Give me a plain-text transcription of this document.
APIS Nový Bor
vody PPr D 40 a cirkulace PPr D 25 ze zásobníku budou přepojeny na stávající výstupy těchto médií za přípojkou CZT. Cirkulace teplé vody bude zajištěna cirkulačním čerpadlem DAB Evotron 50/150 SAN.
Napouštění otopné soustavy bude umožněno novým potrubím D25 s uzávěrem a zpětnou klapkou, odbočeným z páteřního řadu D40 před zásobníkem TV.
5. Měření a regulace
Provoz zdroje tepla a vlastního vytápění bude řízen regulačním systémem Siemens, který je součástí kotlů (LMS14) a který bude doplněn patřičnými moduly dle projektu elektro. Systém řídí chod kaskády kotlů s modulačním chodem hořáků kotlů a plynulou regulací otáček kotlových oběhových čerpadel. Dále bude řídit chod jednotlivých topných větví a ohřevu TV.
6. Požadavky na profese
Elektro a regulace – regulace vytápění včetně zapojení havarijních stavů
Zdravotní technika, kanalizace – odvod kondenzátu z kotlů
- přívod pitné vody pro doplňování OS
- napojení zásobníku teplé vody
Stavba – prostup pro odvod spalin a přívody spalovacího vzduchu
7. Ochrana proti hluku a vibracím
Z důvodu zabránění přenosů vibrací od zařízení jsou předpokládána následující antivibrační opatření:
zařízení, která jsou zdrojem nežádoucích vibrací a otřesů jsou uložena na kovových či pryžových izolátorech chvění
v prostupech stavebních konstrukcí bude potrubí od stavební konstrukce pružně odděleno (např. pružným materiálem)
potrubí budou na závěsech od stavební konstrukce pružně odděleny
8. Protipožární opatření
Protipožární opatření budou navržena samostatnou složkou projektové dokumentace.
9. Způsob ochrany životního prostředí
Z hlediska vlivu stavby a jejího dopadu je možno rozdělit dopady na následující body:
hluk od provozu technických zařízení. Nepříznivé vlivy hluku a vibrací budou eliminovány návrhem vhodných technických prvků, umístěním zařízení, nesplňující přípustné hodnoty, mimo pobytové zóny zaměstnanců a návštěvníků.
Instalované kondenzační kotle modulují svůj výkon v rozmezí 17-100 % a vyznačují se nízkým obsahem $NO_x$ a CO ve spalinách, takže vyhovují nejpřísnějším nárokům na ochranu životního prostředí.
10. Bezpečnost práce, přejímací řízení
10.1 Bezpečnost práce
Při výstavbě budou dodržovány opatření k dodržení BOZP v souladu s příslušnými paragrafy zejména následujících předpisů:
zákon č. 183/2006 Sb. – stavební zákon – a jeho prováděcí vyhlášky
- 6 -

----------------

Return the entries in full, keeping every line exactly as it is.

Give me a plain-text transcription of this document.
APIS Nový Bor
vody PPr D 40 a cirkulace PPr D 25 ze zásobníku budou přepojeny na stávající výstupy těchto médií za přípojkou CZT. Cirkulace teplé vody bude zajištěna cirkulačním čerpadlem DAB Evotron 50/150 SAN.
Napouštění otopné soustavy bude umožněno novým potrubím D25 s uzávěrem a zpětnou klapkou, odbočeným z páteřního řadu D40 před zásobníkem TV.
5. Měření a regulace
Provoz zdroje tepla a vlastního vytápění bude řízen regulačním systémem Siemens, který je součástí kotlů (LMS14) a který bude doplněn patřičnými moduly dle projektu elektro. Systém řídí chod kaskády kotlů s modulačním chodem hořáků kotlů a plynulou regulací otáček kotlových oběhových čerpadel. Dále bude řídit chod jednotlivých topných větví a ohřevu TV.
6. Požadavky na profese
Elektro a regulace – regulace vytápění včetně zapojení havarijních stavů
Zdravotní technika, kanalizace – odvod kondenzátu z kotlů
- přívod pitné vody pro doplňování OS
- napojení zásobníku teplé vody
Stavba – prostup pro odvod spalin a přívody spalovacího vzduchu
7. Ochrana proti hluku a vibracím
Z důvodu zabránění přenosů vibrací od zařízení jsou předpokládána následující antivibrační opatření:
zařízení, která jsou zdrojem nežádoucích vibrací a otřesů jsou uložena na kovových či pryžových izolátorech chvění
v prostupech stavebních konstrukcí bude potrubí od stavební konstrukce pružně odděleno (např. pružným materiálem)
potrubí budou na závěsech od stavební konstrukce pružně odděleny
8. Protipožární opatření
Protipožární opatření budou navržena samostatnou složkou projektové dokumentace.
9. Způsob ochrany životního prostředí
Z hlediska vlivu stavby a jejího dopadu je možno rozdělit dopady na následující body:
hluk od provozu technických zařízení. Nepříznivé vlivy hluku a vibrací budou eliminovány návrhem vhodných technických prvků, umístěním zařízení, nesplňující přípustné hodnoty, mimo pobytové zóny zaměstnanců a návštěvníků.
Instalované kondenzační kotle modulují svůj výkon v rozmezí 17-100 % a vyznačují se nízkým obsahem $NO_x$ a CO ve spalinách, takže vyhovují nejpřísnějším nárokům na ochranu životního prostředí.
10. Bezpečnost práce, přejímací řízení
10.1 Bezpečnost práce
Při výstavbě budou dodržovány opatření k dodržení BOZP v souladu s příslušnými paragrafy zejména následujících předpisů:
zákon č. 183/2006 Sb. – stavební zákon – a jeho prováděcí vyhlášky
- 6 -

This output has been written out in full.